> Task objective:
Write out the entries below once more, exactly, with the pictures left out.
--- start of Extracted entries ---
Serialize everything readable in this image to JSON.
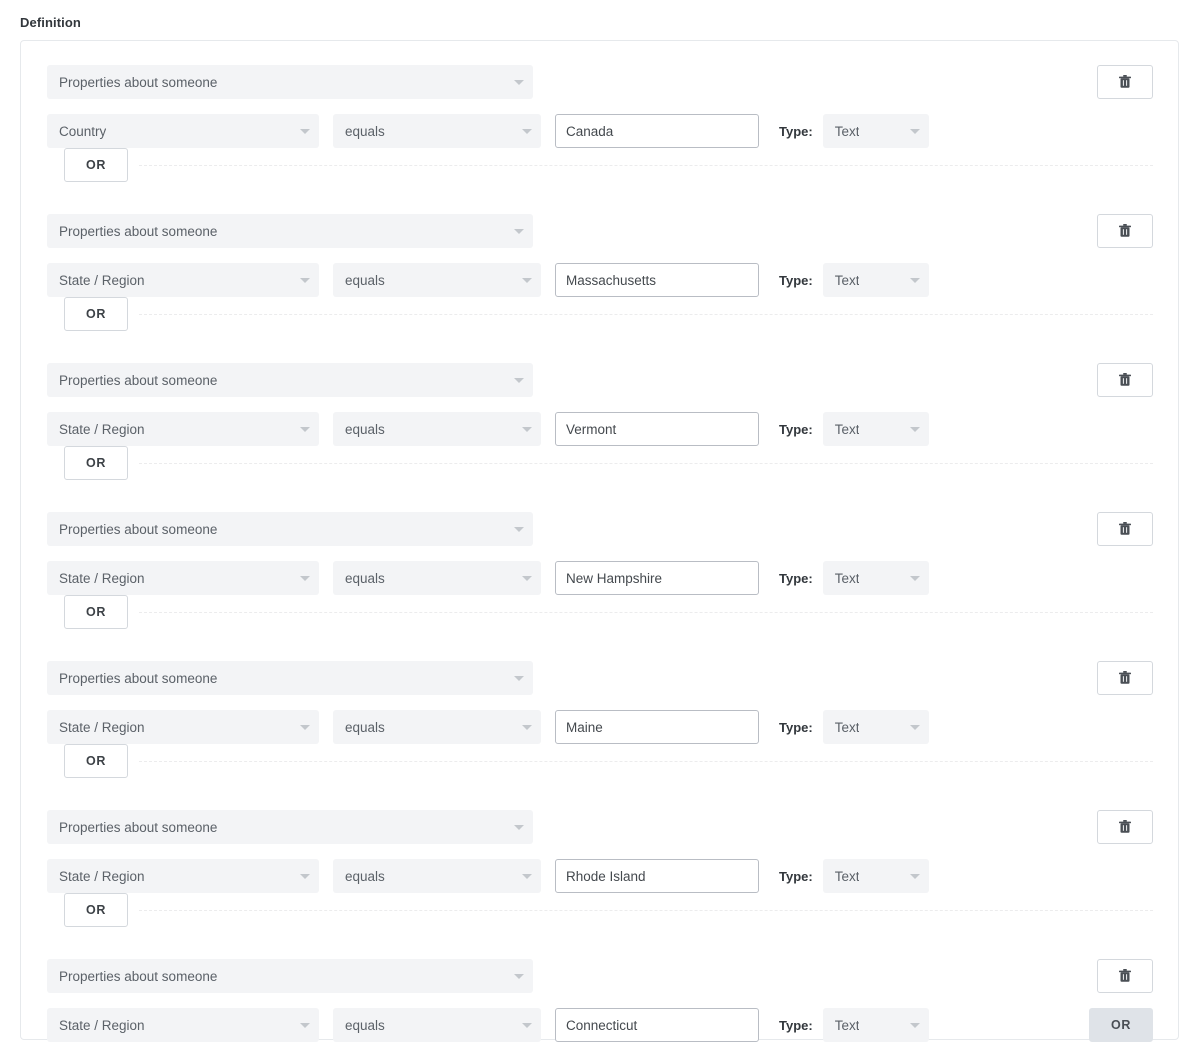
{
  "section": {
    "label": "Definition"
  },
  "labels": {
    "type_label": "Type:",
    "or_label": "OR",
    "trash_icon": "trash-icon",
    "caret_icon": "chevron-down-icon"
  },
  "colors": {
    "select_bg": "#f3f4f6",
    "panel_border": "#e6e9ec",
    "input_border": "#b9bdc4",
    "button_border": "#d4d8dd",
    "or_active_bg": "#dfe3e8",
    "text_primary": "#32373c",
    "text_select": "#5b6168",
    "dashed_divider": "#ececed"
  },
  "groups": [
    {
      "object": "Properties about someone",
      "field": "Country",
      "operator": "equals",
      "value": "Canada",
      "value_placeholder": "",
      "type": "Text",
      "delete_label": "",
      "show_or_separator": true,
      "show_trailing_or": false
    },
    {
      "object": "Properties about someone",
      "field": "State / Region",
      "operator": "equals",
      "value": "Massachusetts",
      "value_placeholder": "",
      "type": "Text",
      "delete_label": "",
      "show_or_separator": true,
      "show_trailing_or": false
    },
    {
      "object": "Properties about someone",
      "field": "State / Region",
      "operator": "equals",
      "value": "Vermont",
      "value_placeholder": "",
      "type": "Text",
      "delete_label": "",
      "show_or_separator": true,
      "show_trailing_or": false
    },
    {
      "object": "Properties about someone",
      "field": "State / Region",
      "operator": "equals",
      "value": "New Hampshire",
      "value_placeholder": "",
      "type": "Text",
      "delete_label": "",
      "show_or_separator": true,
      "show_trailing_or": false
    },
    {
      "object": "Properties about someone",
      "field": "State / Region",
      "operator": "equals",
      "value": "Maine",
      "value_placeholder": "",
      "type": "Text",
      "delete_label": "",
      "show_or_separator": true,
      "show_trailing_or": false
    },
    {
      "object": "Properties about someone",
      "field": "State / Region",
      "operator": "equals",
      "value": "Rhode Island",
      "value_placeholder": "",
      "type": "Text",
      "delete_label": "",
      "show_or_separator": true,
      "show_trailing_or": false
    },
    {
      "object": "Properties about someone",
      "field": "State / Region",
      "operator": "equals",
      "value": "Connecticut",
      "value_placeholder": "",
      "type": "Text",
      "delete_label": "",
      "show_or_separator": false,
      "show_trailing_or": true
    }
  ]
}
--- end of Extracted entries ---
> Answer to this problem:
Serialize everything readable in this image to JSON.
{
  "section": {
    "label": "Definition"
  },
  "labels": {
    "type_label": "Type:",
    "or_label": "OR",
    "trash_icon": "trash-icon",
    "caret_icon": "chevron-down-icon"
  },
  "colors": {
    "select_bg": "#f3f4f6",
    "panel_border": "#e6e9ec",
    "input_border": "#b9bdc4",
    "button_border": "#d4d8dd",
    "or_active_bg": "#dfe3e8",
    "text_primary": "#32373c",
    "text_select": "#5b6168",
    "dashed_divider": "#ececed"
  },
  "groups": [
    {
      "object": "Properties about someone",
      "field": "Country",
      "operator": "equals",
      "value": "Canada",
      "value_placeholder": "",
      "type": "Text",
      "delete_label": "",
      "show_or_separator": true,
      "show_trailing_or": false
    },
    {
      "object": "Properties about someone",
      "field": "State / Region",
      "operator": "equals",
      "value": "Massachusetts",
      "value_placeholder": "",
      "type": "Text",
      "delete_label": "",
      "show_or_separator": true,
      "show_trailing_or": false
    },
    {
      "object": "Properties about someone",
      "field": "State / Region",
      "operator": "equals",
      "value": "Vermont",
      "value_placeholder": "",
      "type": "Text",
      "delete_label": "",
      "show_or_separator": true,
      "show_trailing_or": false
    },
    {
      "object": "Properties about someone",
      "field": "State / Region",
      "operator": "equals",
      "value": "New Hampshire",
      "value_placeholder": "",
      "type": "Text",
      "delete_label": "",
      "show_or_separator": true,
      "show_trailing_or": false
    },
    {
      "object": "Properties about someone",
      "field": "State / Region",
      "operator": "equals",
      "value": "Maine",
      "value_placeholder": "",
      "type": "Text",
      "delete_label": "",
      "show_or_separator": true,
      "show_trailing_or": false
    },
    {
      "object": "Properties about someone",
      "field": "State / Region",
      "operator": "equals",
      "value": "Rhode Island",
      "value_placeholder": "",
      "type": "Text",
      "delete_label": "",
      "show_or_separator": true,
      "show_trailing_or": false
    },
    {
      "object": "Properties about someone",
      "field": "State / Region",
      "operator": "equals",
      "value": "Connecticut",
      "value_placeholder": "",
      "type": "Text",
      "delete_label": "",
      "show_or_separator": false,
      "show_trailing_or": true
    }
  ]
}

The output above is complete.